What to work on → Copy out the listing that follows, exactly, without its pictures.

Collected data:
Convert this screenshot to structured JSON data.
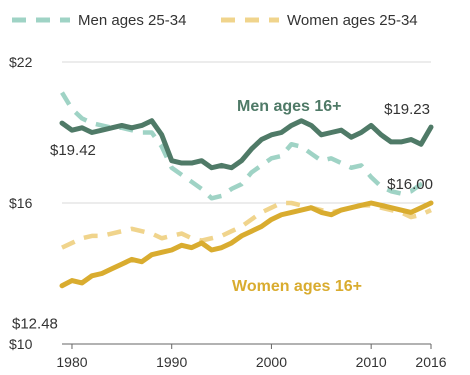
{
  "chart_data": {
    "type": "line",
    "title": "",
    "xlabel": "",
    "ylabel": "",
    "xlim": [
      1979,
      2016
    ],
    "ylim": [
      10,
      22
    ],
    "y_ticks": [
      {
        "value": 22,
        "label": "$22"
      },
      {
        "value": 16,
        "label": "$16"
      },
      {
        "value": 10,
        "label": "$10"
      }
    ],
    "x_ticks": [
      {
        "value": 1980,
        "label": "1980"
      },
      {
        "value": 1990,
        "label": "1990"
      },
      {
        "value": 2000,
        "label": "2000"
      },
      {
        "value": 2010,
        "label": "2010"
      },
      {
        "value": 2016,
        "label": "2016"
      }
    ],
    "grid": "horizontal gridlines at labeled y ticks",
    "legend_position": "top",
    "legend": [
      {
        "name": "Men ages 25-34",
        "series": "men_25_34"
      },
      {
        "name": "Women ages 25-34",
        "series": "women_25_34"
      }
    ],
    "series": [
      {
        "id": "men_25_34",
        "name": "Men ages 25-34",
        "color": "#9fd3c5",
        "style": "dashed",
        "x": [
          1979,
          1980,
          1981,
          1982,
          1983,
          1984,
          1985,
          1986,
          1987,
          1988,
          1989,
          1990,
          1991,
          1992,
          1993,
          1994,
          1995,
          1996,
          1997,
          1998,
          1999,
          2000,
          2001,
          2002,
          2003,
          2004,
          2005,
          2006,
          2007,
          2008,
          2009,
          2010,
          2011,
          2012,
          2013,
          2014,
          2015,
          2016
        ],
        "y": [
          20.7,
          20.0,
          19.6,
          19.4,
          19.3,
          19.2,
          19.2,
          19.1,
          19.0,
          19.0,
          18.4,
          17.5,
          17.2,
          16.9,
          16.6,
          16.2,
          16.3,
          16.6,
          16.8,
          17.3,
          17.6,
          17.9,
          18.0,
          18.5,
          18.4,
          18.1,
          17.8,
          17.9,
          17.7,
          17.5,
          17.6,
          17.1,
          16.7,
          16.5,
          16.4,
          16.5,
          16.8,
          17.0
        ]
      },
      {
        "id": "women_25_34",
        "name": "Women ages 25-34",
        "color": "#f0d48c",
        "style": "dashed",
        "x": [
          1979,
          1980,
          1981,
          1982,
          1983,
          1984,
          1985,
          1986,
          1987,
          1988,
          1989,
          1990,
          1991,
          1992,
          1993,
          1994,
          1995,
          1996,
          1997,
          1998,
          1999,
          2000,
          2001,
          2002,
          2003,
          2004,
          2005,
          2006,
          2007,
          2008,
          2009,
          2010,
          2011,
          2012,
          2013,
          2014,
          2015,
          2016
        ],
        "y": [
          14.1,
          14.3,
          14.5,
          14.6,
          14.6,
          14.7,
          14.8,
          14.9,
          14.8,
          14.7,
          14.5,
          14.6,
          14.7,
          14.5,
          14.4,
          14.5,
          14.6,
          14.8,
          15.0,
          15.3,
          15.6,
          15.8,
          16.0,
          16.0,
          15.9,
          15.8,
          15.7,
          15.6,
          15.7,
          15.8,
          15.9,
          15.9,
          15.8,
          15.7,
          15.6,
          15.4,
          15.5,
          15.7
        ]
      },
      {
        "id": "men_16_plus",
        "name": "Men ages 16+",
        "color": "#4f7a67",
        "style": "solid",
        "x": [
          1979,
          1980,
          1981,
          1982,
          1983,
          1984,
          1985,
          1986,
          1987,
          1988,
          1989,
          1990,
          1991,
          1992,
          1993,
          1994,
          1995,
          1996,
          1997,
          1998,
          1999,
          2000,
          2001,
          2002,
          2003,
          2004,
          2005,
          2006,
          2007,
          2008,
          2009,
          2010,
          2011,
          2012,
          2013,
          2014,
          2015,
          2016
        ],
        "y": [
          19.4,
          19.1,
          19.2,
          19.0,
          19.1,
          19.2,
          19.3,
          19.2,
          19.3,
          19.5,
          18.9,
          17.8,
          17.7,
          17.7,
          17.8,
          17.5,
          17.6,
          17.5,
          17.8,
          18.3,
          18.7,
          18.9,
          19.0,
          19.3,
          19.5,
          19.3,
          18.9,
          19.0,
          19.1,
          18.8,
          19.0,
          19.3,
          18.9,
          18.6,
          18.6,
          18.7,
          18.5,
          19.23
        ]
      },
      {
        "id": "women_16_plus",
        "name": "Women ages 16+",
        "color": "#d9ac2f",
        "style": "solid",
        "x": [
          1979,
          1980,
          1981,
          1982,
          1983,
          1984,
          1985,
          1986,
          1987,
          1988,
          1989,
          1990,
          1991,
          1992,
          1993,
          1994,
          1995,
          1996,
          1997,
          1998,
          1999,
          2000,
          2001,
          2002,
          2003,
          2004,
          2005,
          2006,
          2007,
          2008,
          2009,
          2010,
          2011,
          2012,
          2013,
          2014,
          2015,
          2016
        ],
        "y": [
          12.48,
          12.7,
          12.6,
          12.9,
          13.0,
          13.2,
          13.4,
          13.6,
          13.5,
          13.8,
          13.9,
          14.0,
          14.2,
          14.1,
          14.3,
          14.0,
          14.1,
          14.3,
          14.6,
          14.8,
          15.0,
          15.3,
          15.5,
          15.6,
          15.7,
          15.8,
          15.6,
          15.5,
          15.7,
          15.8,
          15.9,
          16.0,
          15.9,
          15.8,
          15.7,
          15.6,
          15.8,
          16.0
        ]
      }
    ],
    "annotations": {
      "men_16_plus": "Men ages 16+",
      "women_16_plus": "Women ages 16+"
    },
    "value_labels": [
      {
        "series": "men_16_plus",
        "text": "$19.42"
      },
      {
        "series": "men_16_plus",
        "text": "$19.23"
      },
      {
        "series": "women_16_plus",
        "text": "$12.48"
      },
      {
        "series": "women_16_plus",
        "text": "$16.00"
      }
    ]
  }
}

Written answer →
Convert this screenshot to structured JSON data.
{
  "chart_data": {
    "type": "line",
    "title": "",
    "xlabel": "",
    "ylabel": "",
    "xlim": [
      1979,
      2016
    ],
    "ylim": [
      10,
      22
    ],
    "y_ticks": [
      {
        "value": 22,
        "label": "$22"
      },
      {
        "value": 16,
        "label": "$16"
      },
      {
        "value": 10,
        "label": "$10"
      }
    ],
    "x_ticks": [
      {
        "value": 1980,
        "label": "1980"
      },
      {
        "value": 1990,
        "label": "1990"
      },
      {
        "value": 2000,
        "label": "2000"
      },
      {
        "value": 2010,
        "label": "2010"
      },
      {
        "value": 2016,
        "label": "2016"
      }
    ],
    "grid": "horizontal gridlines at labeled y ticks",
    "legend_position": "top",
    "legend": [
      {
        "name": "Men ages 25-34",
        "series": "men_25_34"
      },
      {
        "name": "Women ages 25-34",
        "series": "women_25_34"
      }
    ],
    "series": [
      {
        "id": "men_25_34",
        "name": "Men ages 25-34",
        "color": "#9fd3c5",
        "style": "dashed",
        "x": [
          1979,
          1980,
          1981,
          1982,
          1983,
          1984,
          1985,
          1986,
          1987,
          1988,
          1989,
          1990,
          1991,
          1992,
          1993,
          1994,
          1995,
          1996,
          1997,
          1998,
          1999,
          2000,
          2001,
          2002,
          2003,
          2004,
          2005,
          2006,
          2007,
          2008,
          2009,
          2010,
          2011,
          2012,
          2013,
          2014,
          2015,
          2016
        ],
        "y": [
          20.7,
          20.0,
          19.6,
          19.4,
          19.3,
          19.2,
          19.2,
          19.1,
          19.0,
          19.0,
          18.4,
          17.5,
          17.2,
          16.9,
          16.6,
          16.2,
          16.3,
          16.6,
          16.8,
          17.3,
          17.6,
          17.9,
          18.0,
          18.5,
          18.4,
          18.1,
          17.8,
          17.9,
          17.7,
          17.5,
          17.6,
          17.1,
          16.7,
          16.5,
          16.4,
          16.5,
          16.8,
          17.0
        ]
      },
      {
        "id": "women_25_34",
        "name": "Women ages 25-34",
        "color": "#f0d48c",
        "style": "dashed",
        "x": [
          1979,
          1980,
          1981,
          1982,
          1983,
          1984,
          1985,
          1986,
          1987,
          1988,
          1989,
          1990,
          1991,
          1992,
          1993,
          1994,
          1995,
          1996,
          1997,
          1998,
          1999,
          2000,
          2001,
          2002,
          2003,
          2004,
          2005,
          2006,
          2007,
          2008,
          2009,
          2010,
          2011,
          2012,
          2013,
          2014,
          2015,
          2016
        ],
        "y": [
          14.1,
          14.3,
          14.5,
          14.6,
          14.6,
          14.7,
          14.8,
          14.9,
          14.8,
          14.7,
          14.5,
          14.6,
          14.7,
          14.5,
          14.4,
          14.5,
          14.6,
          14.8,
          15.0,
          15.3,
          15.6,
          15.8,
          16.0,
          16.0,
          15.9,
          15.8,
          15.7,
          15.6,
          15.7,
          15.8,
          15.9,
          15.9,
          15.8,
          15.7,
          15.6,
          15.4,
          15.5,
          15.7
        ]
      },
      {
        "id": "men_16_plus",
        "name": "Men ages 16+",
        "color": "#4f7a67",
        "style": "solid",
        "x": [
          1979,
          1980,
          1981,
          1982,
          1983,
          1984,
          1985,
          1986,
          1987,
          1988,
          1989,
          1990,
          1991,
          1992,
          1993,
          1994,
          1995,
          1996,
          1997,
          1998,
          1999,
          2000,
          2001,
          2002,
          2003,
          2004,
          2005,
          2006,
          2007,
          2008,
          2009,
          2010,
          2011,
          2012,
          2013,
          2014,
          2015,
          2016
        ],
        "y": [
          19.4,
          19.1,
          19.2,
          19.0,
          19.1,
          19.2,
          19.3,
          19.2,
          19.3,
          19.5,
          18.9,
          17.8,
          17.7,
          17.7,
          17.8,
          17.5,
          17.6,
          17.5,
          17.8,
          18.3,
          18.7,
          18.9,
          19.0,
          19.3,
          19.5,
          19.3,
          18.9,
          19.0,
          19.1,
          18.8,
          19.0,
          19.3,
          18.9,
          18.6,
          18.6,
          18.7,
          18.5,
          19.23
        ]
      },
      {
        "id": "women_16_plus",
        "name": "Women ages 16+",
        "color": "#d9ac2f",
        "style": "solid",
        "x": [
          1979,
          1980,
          1981,
          1982,
          1983,
          1984,
          1985,
          1986,
          1987,
          1988,
          1989,
          1990,
          1991,
          1992,
          1993,
          1994,
          1995,
          1996,
          1997,
          1998,
          1999,
          2000,
          2001,
          2002,
          2003,
          2004,
          2005,
          2006,
          2007,
          2008,
          2009,
          2010,
          2011,
          2012,
          2013,
          2014,
          2015,
          2016
        ],
        "y": [
          12.48,
          12.7,
          12.6,
          12.9,
          13.0,
          13.2,
          13.4,
          13.6,
          13.5,
          13.8,
          13.9,
          14.0,
          14.2,
          14.1,
          14.3,
          14.0,
          14.1,
          14.3,
          14.6,
          14.8,
          15.0,
          15.3,
          15.5,
          15.6,
          15.7,
          15.8,
          15.6,
          15.5,
          15.7,
          15.8,
          15.9,
          16.0,
          15.9,
          15.8,
          15.7,
          15.6,
          15.8,
          16.0
        ]
      }
    ],
    "annotations": {
      "men_16_plus": "Men ages 16+",
      "women_16_plus": "Women ages 16+"
    },
    "value_labels": [
      {
        "series": "men_16_plus",
        "text": "$19.42"
      },
      {
        "series": "men_16_plus",
        "text": "$19.23"
      },
      {
        "series": "women_16_plus",
        "text": "$12.48"
      },
      {
        "series": "women_16_plus",
        "text": "$16.00"
      }
    ]
  }
}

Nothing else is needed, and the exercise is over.